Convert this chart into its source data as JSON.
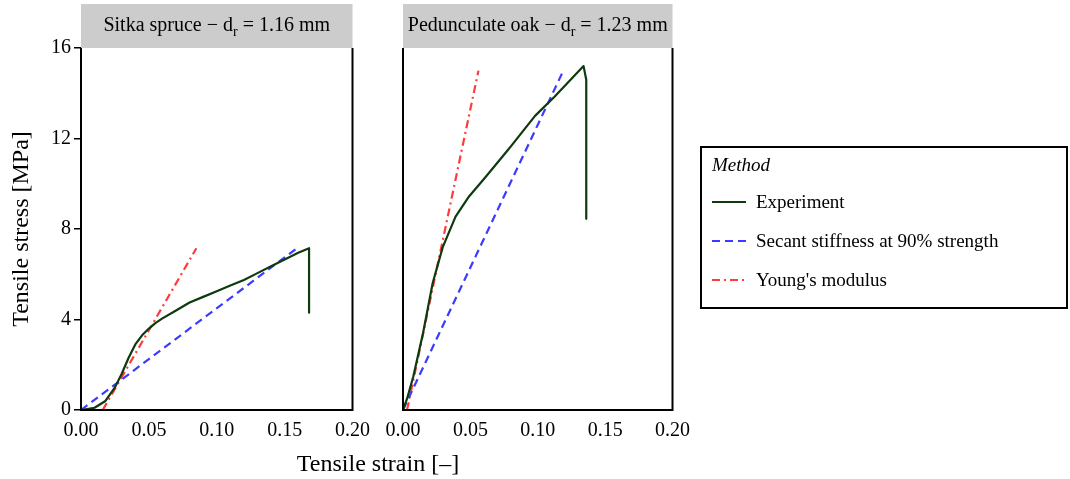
{
  "chart_data": [
    {
      "type": "line",
      "title": "Sitka spruce − d$_{r}$ = 1.16 mm",
      "legend_title": "Method",
      "xlabel": "Tensile strain [–]",
      "ylabel": "Tensile stress [MPa]",
      "xlim": [
        0,
        0.2
      ],
      "xticks": [
        {
          "value": 0,
          "label": "0.00"
        },
        {
          "value": 0.05,
          "label": "0.05"
        },
        {
          "value": 0.1,
          "label": "0.10"
        },
        {
          "value": 0.15,
          "label": "0.15"
        },
        {
          "value": 0.2,
          "label": "0.20"
        }
      ],
      "ylim": [
        0,
        16
      ],
      "yticks": [
        0,
        4,
        8,
        12,
        16
      ],
      "grid": false,
      "legend": "right",
      "series": [
        {
          "name": "Experiment",
          "color": "#0d3b0d",
          "line_style": "solid",
          "x": [
            0,
            0.01,
            0.018,
            0.025,
            0.03,
            0.035,
            0.04,
            0.045,
            0.05,
            0.055,
            0.06,
            0.07,
            0.08,
            0.09,
            0.1,
            0.11,
            0.12,
            0.13,
            0.14,
            0.15,
            0.16,
            0.168,
            0.168
          ],
          "values": [
            0,
            0.1,
            0.4,
            1.0,
            1.6,
            2.3,
            2.9,
            3.3,
            3.6,
            3.85,
            4.05,
            4.4,
            4.75,
            5.0,
            5.25,
            5.5,
            5.75,
            6.05,
            6.35,
            6.65,
            6.95,
            7.15,
            4.3
          ]
        },
        {
          "name": "Secant stiffness at 90% strength",
          "color": "#3b3bff",
          "line_style": "dashed",
          "x": [
            0,
            0.159
          ],
          "values": [
            0,
            7.15
          ]
        },
        {
          "name": "Young's modulus",
          "color": "#ff3b3b",
          "line_style": "dashdot",
          "x": [
            0.016,
            0.085
          ],
          "values": [
            0,
            7.15
          ]
        }
      ]
    },
    {
      "type": "line",
      "title": "Pedunculate oak − d$_{r}$ = 1.23 mm",
      "xlim": [
        0,
        0.2
      ],
      "xticks": [
        {
          "value": 0,
          "label": "0.00"
        },
        {
          "value": 0.05,
          "label": "0.05"
        },
        {
          "value": 0.1,
          "label": "0.10"
        },
        {
          "value": 0.15,
          "label": "0.15"
        },
        {
          "value": 0.2,
          "label": "0.20"
        }
      ],
      "ylim": [
        0,
        16
      ],
      "yticks": [
        0,
        4,
        8,
        12,
        16
      ],
      "grid": false,
      "tick_labels": "x",
      "series": [
        {
          "color": "#0d3b0d",
          "line_style": "solid",
          "x": [
            0,
            0.003,
            0.0076,
            0.0149,
            0.022,
            0.0295,
            0.039,
            0.049,
            0.0613,
            0.078,
            0.098,
            0.1126,
            0.134,
            0.136,
            0.136
          ],
          "values": [
            0,
            0.5,
            1.47,
            3.4,
            5.6,
            7.2,
            8.55,
            9.44,
            10.3,
            11.5,
            13.0,
            13.86,
            15.2,
            14.6,
            8.45
          ]
        },
        {
          "color": "#3b3bff",
          "line_style": "dashed",
          "x": [
            0,
            0.119
          ],
          "values": [
            0,
            15.0
          ]
        },
        {
          "color": "#ff3b3b",
          "line_style": "dashdot",
          "x": [
            0.003,
            0.056
          ],
          "values": [
            0,
            15.0
          ]
        }
      ]
    }
  ]
}
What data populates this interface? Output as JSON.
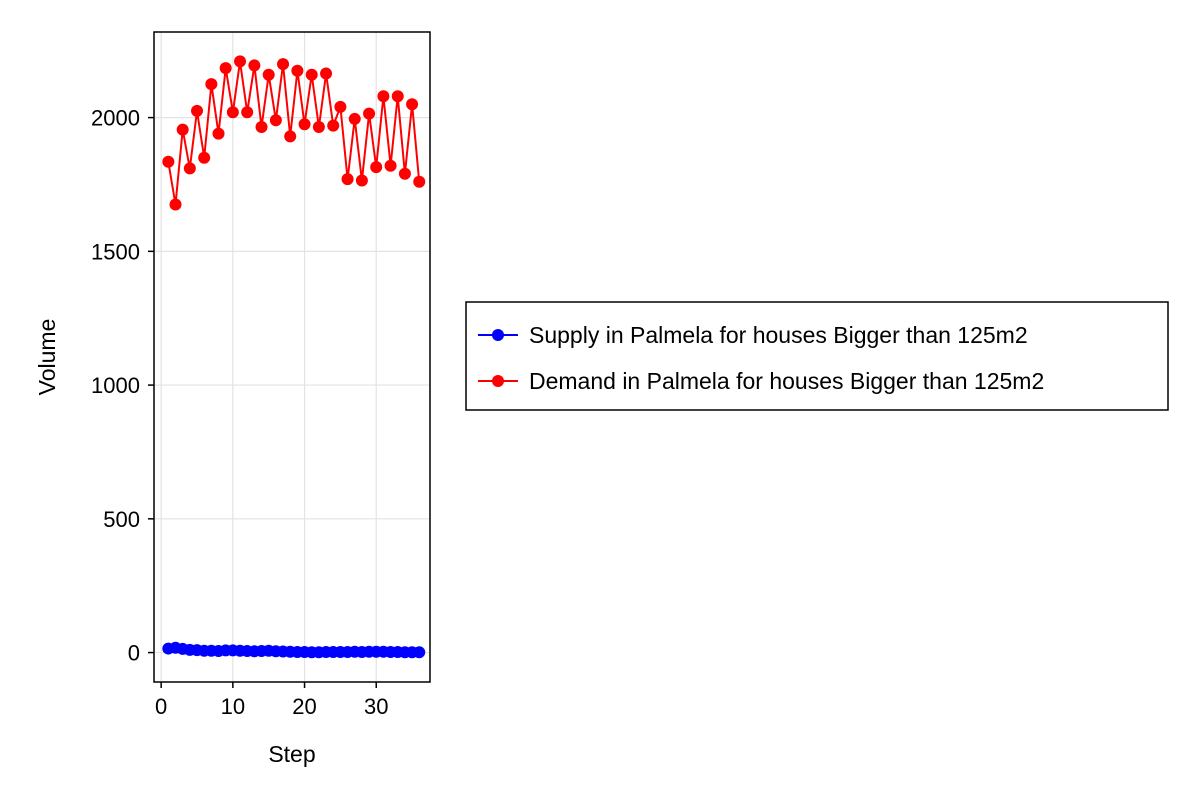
{
  "chart_data": {
    "type": "line",
    "xlabel": "Step",
    "ylabel": "Volume",
    "xlim": [
      -1,
      37.5
    ],
    "ylim": [
      -110,
      2320
    ],
    "xticks": [
      0,
      10,
      20,
      30
    ],
    "yticks": [
      0,
      500,
      1000,
      1500,
      2000
    ],
    "grid": true,
    "legend_position": "right",
    "x": [
      1,
      2,
      3,
      4,
      5,
      6,
      7,
      8,
      9,
      10,
      11,
      12,
      13,
      14,
      15,
      16,
      17,
      18,
      19,
      20,
      21,
      22,
      23,
      24,
      25,
      26,
      27,
      28,
      29,
      30,
      31,
      32,
      33,
      34,
      35,
      36
    ],
    "series": [
      {
        "name": "Supply in Palmela for houses Bigger than 125m2",
        "color": "#0000ff",
        "marker": "circle",
        "values": [
          15,
          18,
          14,
          10,
          9,
          7,
          7,
          6,
          8,
          8,
          7,
          6,
          5,
          6,
          7,
          5,
          4,
          3,
          2,
          2,
          1,
          1,
          2,
          2,
          2,
          2,
          3,
          2,
          3,
          3,
          3,
          2,
          2,
          1,
          1,
          1
        ]
      },
      {
        "name": "Demand in Palmela for houses Bigger than 125m2",
        "color": "#ff0000",
        "marker": "circle",
        "values": [
          1835,
          1675,
          1955,
          1810,
          2025,
          1850,
          2125,
          1940,
          2185,
          2020,
          2210,
          2020,
          2195,
          1965,
          2160,
          1990,
          2200,
          1930,
          2175,
          1975,
          2160,
          1965,
          2165,
          1970,
          2040,
          1770,
          1995,
          1765,
          2015,
          1815,
          2080,
          1820,
          2080,
          1790,
          2050,
          1760
        ]
      }
    ]
  }
}
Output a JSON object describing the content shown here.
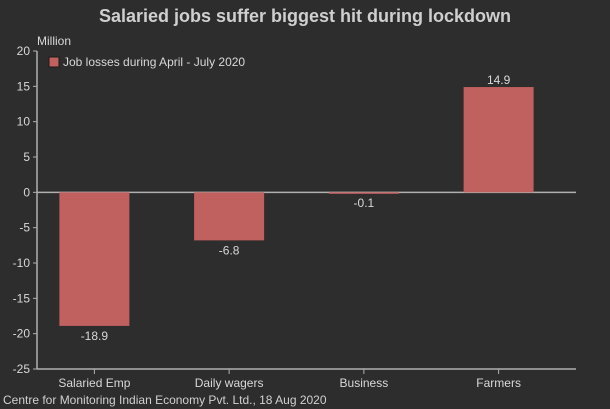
{
  "chart_data": {
    "type": "bar",
    "title": "Salaried jobs suffer biggest hit during lockdown",
    "ylabel": "Million",
    "xlabel": "",
    "categories": [
      "Salaried Emp",
      "Daily wagers",
      "Business",
      "Farmers"
    ],
    "series": [
      {
        "name": "Job losses during April - July 2020",
        "values": [
          -18.9,
          -6.8,
          -0.1,
          14.9
        ],
        "labels": [
          "-18.9",
          "-6.8",
          "-0.1",
          "14.9"
        ]
      }
    ],
    "ylim": [
      -25,
      20
    ],
    "yticks": [
      20,
      15,
      10,
      5,
      0,
      -5,
      -10,
      -15,
      -20,
      -25
    ],
    "grid": false,
    "legend": "top-left",
    "source": "Centre for Monitoring Indian Economy Pvt. Ltd., 18 Aug 2020",
    "colors": {
      "bar": "#c0605f",
      "background": "#2d2d2d",
      "axis": "#b0b0b0"
    }
  }
}
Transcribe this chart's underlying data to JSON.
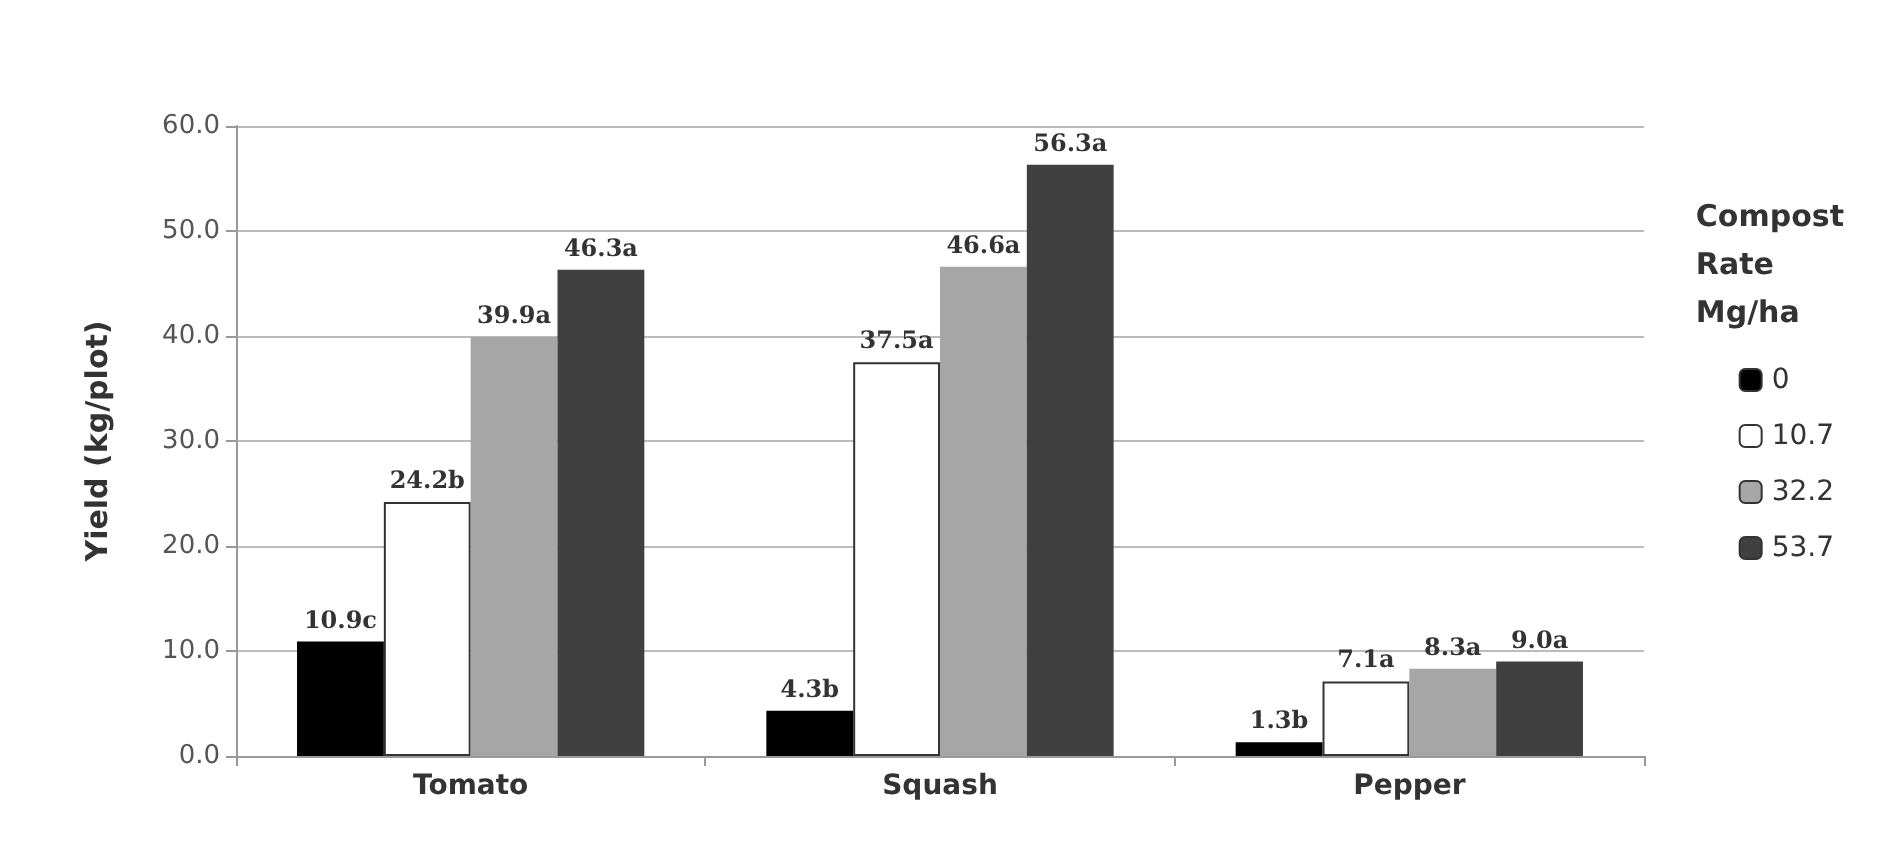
{
  "chart_data": {
    "type": "bar",
    "ylabel": "Yield (kg/plot)",
    "legend_title": "Compost\nRate\nMg/ha",
    "categories": [
      "Tomato",
      "Squash",
      "Pepper"
    ],
    "series": [
      {
        "name": "0",
        "color": "#000000",
        "values": [
          10.9,
          4.3,
          1.3
        ],
        "value_labels": [
          "10.9c",
          "4.3b",
          "1.3b"
        ]
      },
      {
        "name": "10.7",
        "color": "#ffffff",
        "values": [
          24.2,
          37.5,
          7.1
        ],
        "value_labels": [
          "24.2b",
          "37.5a",
          "7.1a"
        ]
      },
      {
        "name": "32.2",
        "color": "#a6a6a6",
        "values": [
          39.9,
          46.6,
          8.3
        ],
        "value_labels": [
          "39.9a",
          "46.6a",
          "8.3a"
        ]
      },
      {
        "name": "53.7",
        "color": "#404040",
        "values": [
          46.3,
          56.3,
          9.0
        ],
        "value_labels": [
          "46.3a",
          "56.3a",
          "9.0a"
        ]
      }
    ],
    "ylim": [
      0,
      60
    ],
    "yticks": [
      {
        "value": 0,
        "label": "0.0"
      },
      {
        "value": 10,
        "label": "10.0"
      },
      {
        "value": 20,
        "label": "20.0"
      },
      {
        "value": 30,
        "label": "30.0"
      },
      {
        "value": 40,
        "label": "40.0"
      },
      {
        "value": 50,
        "label": "50.0"
      },
      {
        "value": 60,
        "label": "60.0"
      }
    ],
    "grid": "y",
    "legend": "right"
  }
}
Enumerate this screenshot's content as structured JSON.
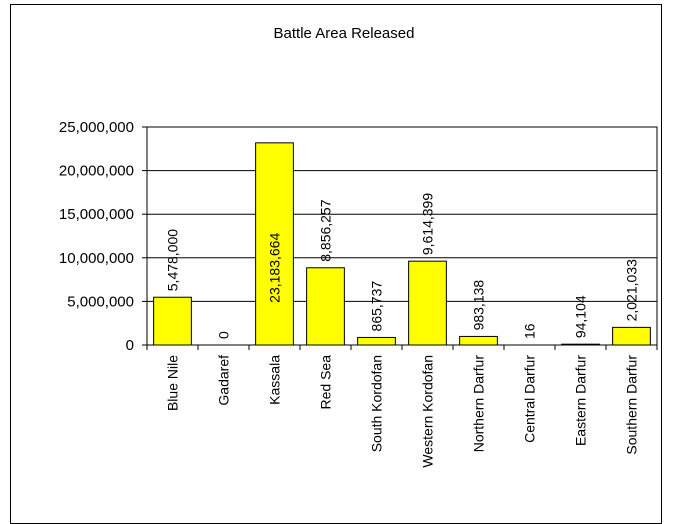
{
  "chart_data": {
    "type": "bar",
    "title": "Battle Area Released",
    "xlabel": "",
    "ylabel": "",
    "ylim": [
      0,
      25000000
    ],
    "yticks": [
      0,
      5000000,
      10000000,
      15000000,
      20000000,
      25000000
    ],
    "ytick_labels": [
      "0",
      "5,000,000",
      "10,000,000",
      "15,000,000",
      "20,000,000",
      "25,000,000"
    ],
    "grid": true,
    "legend": "none",
    "bar_color": "#ffff00",
    "categories": [
      "Blue Nile",
      "Gadaref",
      "Kassala",
      "Red Sea",
      "South Kordofan",
      "Western Kordofan",
      "Northern Darfur",
      "Central Darfur",
      "Eastern Darfur",
      "Southern Darfur"
    ],
    "values": [
      5478000,
      0,
      23183664,
      8856257,
      865737,
      9614399,
      983138,
      16,
      94104,
      2021033
    ],
    "data_labels": [
      "5,478,000",
      "0",
      "23,183,664",
      "8,856,257",
      "865,737",
      "9,614,399",
      "983,138",
      "16",
      "94,104",
      "2,021,033"
    ]
  }
}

○ ○ ○ ○ ○

Job
Give only the number of lines in the entries above that hold the string "content".

Problem solution
2